Aim
Without including any pictures, write out all the entries exactly.

— begin —

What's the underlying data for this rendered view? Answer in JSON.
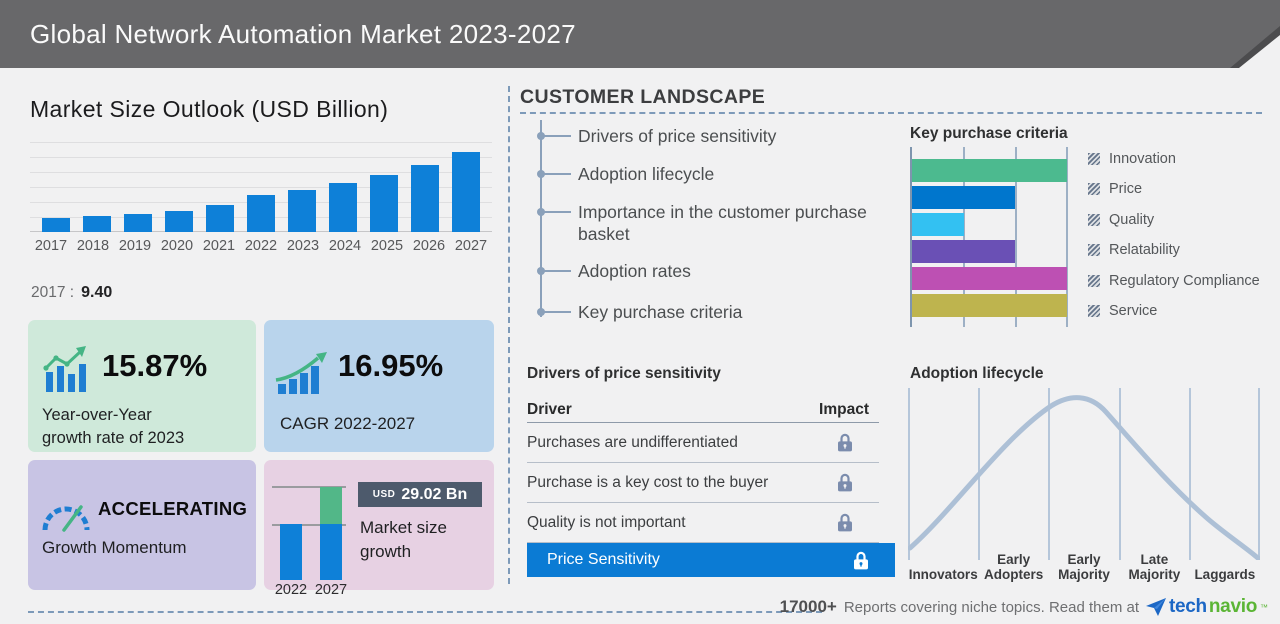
{
  "header": {
    "title": "Global Network Automation Market 2023-2027"
  },
  "market_size": {
    "base_year_label": "2017 :",
    "base_year_value": "9.40"
  },
  "stats": {
    "yoy": {
      "value": "15.87%",
      "line1": "Year-over-Year",
      "line2": "growth rate of 2023"
    },
    "cagr": {
      "value": "16.95%",
      "label": "CAGR 2022-2027"
    },
    "momentum": {
      "value": "ACCELERATING",
      "label": "Growth Momentum"
    },
    "growth": {
      "currency": "USD",
      "amount": "29.02 Bn",
      "line1": "Market size",
      "line2": "growth"
    }
  },
  "customer_landscape": {
    "heading": "CUSTOMER LANDSCAPE",
    "items": [
      "Drivers of price sensitivity",
      "Adoption lifecycle",
      "Importance in the customer purchase basket",
      "Adoption rates",
      "Key purchase criteria"
    ]
  },
  "price_sensitivity": {
    "heading": "Drivers of price sensitivity",
    "col_driver": "Driver",
    "col_impact": "Impact",
    "rows": [
      "Purchases are undifferentiated",
      "Purchase is a key cost to the buyer",
      "Quality is not important"
    ],
    "highlight": "Price Sensitivity",
    "highlight_color": "#0b7bd4",
    "lock_color": "#7b8cad"
  },
  "footer": {
    "count": "17000+",
    "text": "Reports covering niche topics. Read them at",
    "brand_tech": "tech",
    "brand_navio": "navio",
    "tm": "™"
  },
  "chart_data": [
    {
      "id": "market_size_outlook",
      "type": "bar",
      "title": "Market Size Outlook (USD Billion)",
      "categories": [
        "2017",
        "2018",
        "2019",
        "2020",
        "2021",
        "2022",
        "2023",
        "2024",
        "2025",
        "2026",
        "2027"
      ],
      "values": [
        9.4,
        10.6,
        12.1,
        14.2,
        18.0,
        24.4,
        28.3,
        32.8,
        38.2,
        44.8,
        53.5
      ],
      "labeled_point": {
        "x": "2017",
        "y": 9.4
      },
      "xlabel": "",
      "ylabel": "USD Billion",
      "ylim": [
        0,
        60
      ],
      "grid": true,
      "bar_color": "#0e80d8"
    },
    {
      "id": "key_purchase_criteria",
      "type": "bar",
      "orientation": "horizontal",
      "title": "Key purchase criteria",
      "categories": [
        "Innovation",
        "Price",
        "Quality",
        "Relatability",
        "Regulatory Compliance",
        "Service"
      ],
      "values": [
        3,
        2,
        1,
        2,
        3,
        3
      ],
      "xlim": [
        0,
        3
      ],
      "colors": [
        "#4cba8f",
        "#0076cd",
        "#33c1f2",
        "#6a50b5",
        "#bd50b3",
        "#beb44e"
      ],
      "legend_position": "right",
      "grid": true
    },
    {
      "id": "market_size_growth",
      "type": "bar",
      "title": "Market size growth",
      "categories": [
        "2022",
        "2027"
      ],
      "values": [
        24.43,
        53.45
      ],
      "growth_usd_bn": 29.02,
      "colors": {
        "base": "#0e80d8",
        "growth": "#52b788"
      }
    },
    {
      "id": "adoption_lifecycle",
      "type": "area",
      "title": "Adoption lifecycle",
      "categories": [
        "Innovators",
        "Early Adopters",
        "Early Majority",
        "Late Majority",
        "Laggards"
      ],
      "label_lines": [
        [
          "Innovators"
        ],
        [
          "Early",
          "Adopters"
        ],
        [
          "Early",
          "Majority"
        ],
        [
          "Late",
          "Majority"
        ],
        [
          "Laggards"
        ]
      ],
      "shape": "bell curve peaking over Early Majority",
      "curve_color": "#adc0d6"
    }
  ]
}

— end —

Correct output
What's the underlying data for this rendered view? Answer in JSON.
{
  "header": {
    "title": "Global Network Automation Market 2023-2027"
  },
  "market_size": {
    "base_year_label": "2017 :",
    "base_year_value": "9.40"
  },
  "stats": {
    "yoy": {
      "value": "15.87%",
      "line1": "Year-over-Year",
      "line2": "growth rate of 2023"
    },
    "cagr": {
      "value": "16.95%",
      "label": "CAGR 2022-2027"
    },
    "momentum": {
      "value": "ACCELERATING",
      "label": "Growth Momentum"
    },
    "growth": {
      "currency": "USD",
      "amount": "29.02 Bn",
      "line1": "Market size",
      "line2": "growth"
    }
  },
  "customer_landscape": {
    "heading": "CUSTOMER LANDSCAPE",
    "items": [
      "Drivers of price sensitivity",
      "Adoption lifecycle",
      "Importance in the customer purchase basket",
      "Adoption rates",
      "Key purchase criteria"
    ]
  },
  "price_sensitivity": {
    "heading": "Drivers of price sensitivity",
    "col_driver": "Driver",
    "col_impact": "Impact",
    "rows": [
      "Purchases are undifferentiated",
      "Purchase is a key cost to the buyer",
      "Quality is not important"
    ],
    "highlight": "Price Sensitivity",
    "highlight_color": "#0b7bd4",
    "lock_color": "#7b8cad"
  },
  "footer": {
    "count": "17000+",
    "text": "Reports covering niche topics. Read them at",
    "brand_tech": "tech",
    "brand_navio": "navio",
    "tm": "™"
  },
  "chart_data": [
    {
      "id": "market_size_outlook",
      "type": "bar",
      "title": "Market Size Outlook (USD Billion)",
      "categories": [
        "2017",
        "2018",
        "2019",
        "2020",
        "2021",
        "2022",
        "2023",
        "2024",
        "2025",
        "2026",
        "2027"
      ],
      "values": [
        9.4,
        10.6,
        12.1,
        14.2,
        18.0,
        24.4,
        28.3,
        32.8,
        38.2,
        44.8,
        53.5
      ],
      "labeled_point": {
        "x": "2017",
        "y": 9.4
      },
      "xlabel": "",
      "ylabel": "USD Billion",
      "ylim": [
        0,
        60
      ],
      "grid": true,
      "bar_color": "#0e80d8"
    },
    {
      "id": "key_purchase_criteria",
      "type": "bar",
      "orientation": "horizontal",
      "title": "Key purchase criteria",
      "categories": [
        "Innovation",
        "Price",
        "Quality",
        "Relatability",
        "Regulatory Compliance",
        "Service"
      ],
      "values": [
        3,
        2,
        1,
        2,
        3,
        3
      ],
      "xlim": [
        0,
        3
      ],
      "colors": [
        "#4cba8f",
        "#0076cd",
        "#33c1f2",
        "#6a50b5",
        "#bd50b3",
        "#beb44e"
      ],
      "legend_position": "right",
      "grid": true
    },
    {
      "id": "market_size_growth",
      "type": "bar",
      "title": "Market size growth",
      "categories": [
        "2022",
        "2027"
      ],
      "values": [
        24.43,
        53.45
      ],
      "growth_usd_bn": 29.02,
      "colors": {
        "base": "#0e80d8",
        "growth": "#52b788"
      }
    },
    {
      "id": "adoption_lifecycle",
      "type": "area",
      "title": "Adoption lifecycle",
      "categories": [
        "Innovators",
        "Early Adopters",
        "Early Majority",
        "Late Majority",
        "Laggards"
      ],
      "label_lines": [
        [
          "Innovators"
        ],
        [
          "Early",
          "Adopters"
        ],
        [
          "Early",
          "Majority"
        ],
        [
          "Late",
          "Majority"
        ],
        [
          "Laggards"
        ]
      ],
      "shape": "bell curve peaking over Early Majority",
      "curve_color": "#adc0d6"
    }
  ]
}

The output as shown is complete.